### PROBLEM TO SOLVE
Write out, word for word, the lines of the material below from the one containing "graph-node-blue: [488, 340, 498, 350]" through the one containing "graph-node-blue: [331, 254, 340, 264]".

### SUPPLIED ENTRIES
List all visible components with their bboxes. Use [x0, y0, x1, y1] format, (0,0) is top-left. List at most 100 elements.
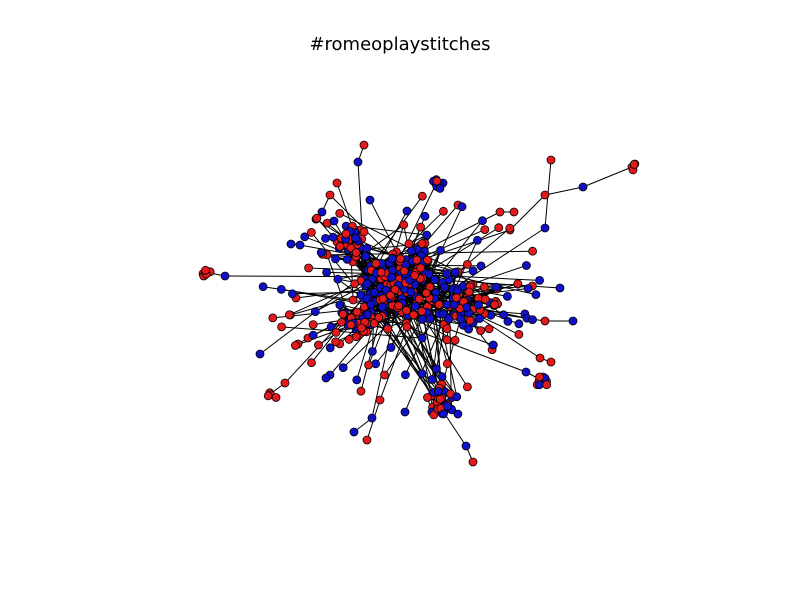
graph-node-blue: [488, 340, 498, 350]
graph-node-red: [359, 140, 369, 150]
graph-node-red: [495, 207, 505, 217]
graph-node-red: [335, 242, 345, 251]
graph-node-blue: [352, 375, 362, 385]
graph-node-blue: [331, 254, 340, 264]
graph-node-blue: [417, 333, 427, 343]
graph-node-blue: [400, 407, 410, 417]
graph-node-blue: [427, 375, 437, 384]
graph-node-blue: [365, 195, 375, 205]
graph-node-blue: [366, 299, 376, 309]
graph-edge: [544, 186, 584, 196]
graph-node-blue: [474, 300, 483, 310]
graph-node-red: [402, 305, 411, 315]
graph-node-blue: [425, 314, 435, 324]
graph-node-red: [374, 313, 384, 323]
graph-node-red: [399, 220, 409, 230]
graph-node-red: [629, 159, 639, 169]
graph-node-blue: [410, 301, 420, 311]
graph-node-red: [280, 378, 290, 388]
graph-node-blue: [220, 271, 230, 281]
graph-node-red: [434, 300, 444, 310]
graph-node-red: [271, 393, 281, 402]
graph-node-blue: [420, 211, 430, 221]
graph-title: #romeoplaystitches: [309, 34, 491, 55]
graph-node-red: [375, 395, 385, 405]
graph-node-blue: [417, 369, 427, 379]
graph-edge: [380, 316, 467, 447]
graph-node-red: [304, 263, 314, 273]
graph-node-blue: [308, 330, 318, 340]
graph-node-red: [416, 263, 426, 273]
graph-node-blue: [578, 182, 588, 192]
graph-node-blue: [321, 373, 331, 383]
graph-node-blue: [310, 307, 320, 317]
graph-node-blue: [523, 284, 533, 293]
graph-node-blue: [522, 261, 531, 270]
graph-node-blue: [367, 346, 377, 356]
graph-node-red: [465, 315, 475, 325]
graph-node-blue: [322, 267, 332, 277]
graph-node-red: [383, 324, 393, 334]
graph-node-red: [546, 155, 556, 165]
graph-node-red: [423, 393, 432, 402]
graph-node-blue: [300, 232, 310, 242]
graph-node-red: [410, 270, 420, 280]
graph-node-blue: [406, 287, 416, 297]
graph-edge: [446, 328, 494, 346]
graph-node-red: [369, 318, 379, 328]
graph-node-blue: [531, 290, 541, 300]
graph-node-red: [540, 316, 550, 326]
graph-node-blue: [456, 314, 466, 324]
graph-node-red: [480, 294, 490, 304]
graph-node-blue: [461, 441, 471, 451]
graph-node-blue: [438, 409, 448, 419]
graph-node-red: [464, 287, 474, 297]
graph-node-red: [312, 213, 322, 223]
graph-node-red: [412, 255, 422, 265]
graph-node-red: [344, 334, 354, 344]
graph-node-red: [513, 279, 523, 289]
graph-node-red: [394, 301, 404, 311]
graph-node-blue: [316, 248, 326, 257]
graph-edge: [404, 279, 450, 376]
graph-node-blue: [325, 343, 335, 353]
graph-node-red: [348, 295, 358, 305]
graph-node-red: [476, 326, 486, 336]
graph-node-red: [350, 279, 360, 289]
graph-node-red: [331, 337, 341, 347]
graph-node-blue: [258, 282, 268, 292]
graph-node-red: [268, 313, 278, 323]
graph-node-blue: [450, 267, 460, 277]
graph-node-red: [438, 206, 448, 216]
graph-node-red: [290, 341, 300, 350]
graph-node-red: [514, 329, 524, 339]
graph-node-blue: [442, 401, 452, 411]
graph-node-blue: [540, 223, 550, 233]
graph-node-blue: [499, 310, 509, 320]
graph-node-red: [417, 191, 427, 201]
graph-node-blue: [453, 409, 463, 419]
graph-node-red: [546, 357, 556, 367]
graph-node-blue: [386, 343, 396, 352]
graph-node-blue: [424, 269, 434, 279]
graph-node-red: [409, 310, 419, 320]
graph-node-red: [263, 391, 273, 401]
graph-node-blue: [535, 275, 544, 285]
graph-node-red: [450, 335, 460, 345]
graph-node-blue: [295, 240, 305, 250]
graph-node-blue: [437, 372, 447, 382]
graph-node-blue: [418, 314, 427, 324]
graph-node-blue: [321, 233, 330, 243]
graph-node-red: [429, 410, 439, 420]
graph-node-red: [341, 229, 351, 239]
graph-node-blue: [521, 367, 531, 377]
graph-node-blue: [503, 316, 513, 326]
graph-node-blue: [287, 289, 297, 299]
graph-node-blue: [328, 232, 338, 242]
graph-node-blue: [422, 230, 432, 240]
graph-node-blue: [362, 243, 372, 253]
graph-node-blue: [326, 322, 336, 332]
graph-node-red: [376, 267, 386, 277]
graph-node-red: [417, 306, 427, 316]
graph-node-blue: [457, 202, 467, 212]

### RESULT BELOW
graph-node-blue: [488, 340, 498, 350]
graph-node-red: [359, 140, 369, 150]
graph-node-red: [495, 207, 505, 217]
graph-node-red: [335, 242, 345, 251]
graph-node-blue: [352, 375, 362, 385]
graph-node-blue: [331, 254, 340, 264]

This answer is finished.